[Task goal]:
Could you write out every record below exactly, leaving out any pictures?
───
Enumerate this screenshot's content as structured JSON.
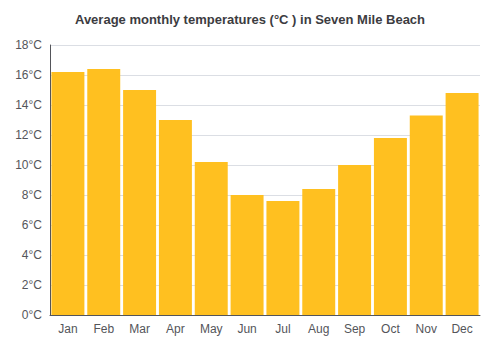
{
  "chart_data": {
    "type": "bar",
    "title": "Average monthly temperatures (°C ) in Seven Mile Beach",
    "categories": [
      "Jan",
      "Feb",
      "Mar",
      "Apr",
      "May",
      "Jun",
      "Jul",
      "Aug",
      "Sep",
      "Oct",
      "Nov",
      "Dec"
    ],
    "values": [
      16.2,
      16.4,
      15.0,
      13.0,
      10.2,
      8.0,
      7.6,
      8.4,
      10.0,
      11.8,
      13.3,
      14.8
    ],
    "color": "#FFC020",
    "ylim": [
      0,
      18
    ],
    "yticks": [
      {
        "value": 0,
        "label": "0°C"
      },
      {
        "value": 2,
        "label": "2°C"
      },
      {
        "value": 4,
        "label": "4°C"
      },
      {
        "value": 6,
        "label": "6°C"
      },
      {
        "value": 8,
        "label": "8°C"
      },
      {
        "value": 10,
        "label": "10°C"
      },
      {
        "value": 12,
        "label": "12°C"
      },
      {
        "value": 14,
        "label": "14°C"
      },
      {
        "value": 16,
        "label": "16°C"
      },
      {
        "value": 18,
        "label": "18°C"
      }
    ],
    "grid": true
  }
}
───
[Task result]:
Enumerate this screenshot's content as structured JSON.
{
  "chart_data": {
    "type": "bar",
    "title": "Average monthly temperatures (°C ) in Seven Mile Beach",
    "categories": [
      "Jan",
      "Feb",
      "Mar",
      "Apr",
      "May",
      "Jun",
      "Jul",
      "Aug",
      "Sep",
      "Oct",
      "Nov",
      "Dec"
    ],
    "values": [
      16.2,
      16.4,
      15.0,
      13.0,
      10.2,
      8.0,
      7.6,
      8.4,
      10.0,
      11.8,
      13.3,
      14.8
    ],
    "color": "#FFC020",
    "ylim": [
      0,
      18
    ],
    "yticks": [
      {
        "value": 0,
        "label": "0°C"
      },
      {
        "value": 2,
        "label": "2°C"
      },
      {
        "value": 4,
        "label": "4°C"
      },
      {
        "value": 6,
        "label": "6°C"
      },
      {
        "value": 8,
        "label": "8°C"
      },
      {
        "value": 10,
        "label": "10°C"
      },
      {
        "value": 12,
        "label": "12°C"
      },
      {
        "value": 14,
        "label": "14°C"
      },
      {
        "value": 16,
        "label": "16°C"
      },
      {
        "value": 18,
        "label": "18°C"
      }
    ],
    "grid": true
  }
}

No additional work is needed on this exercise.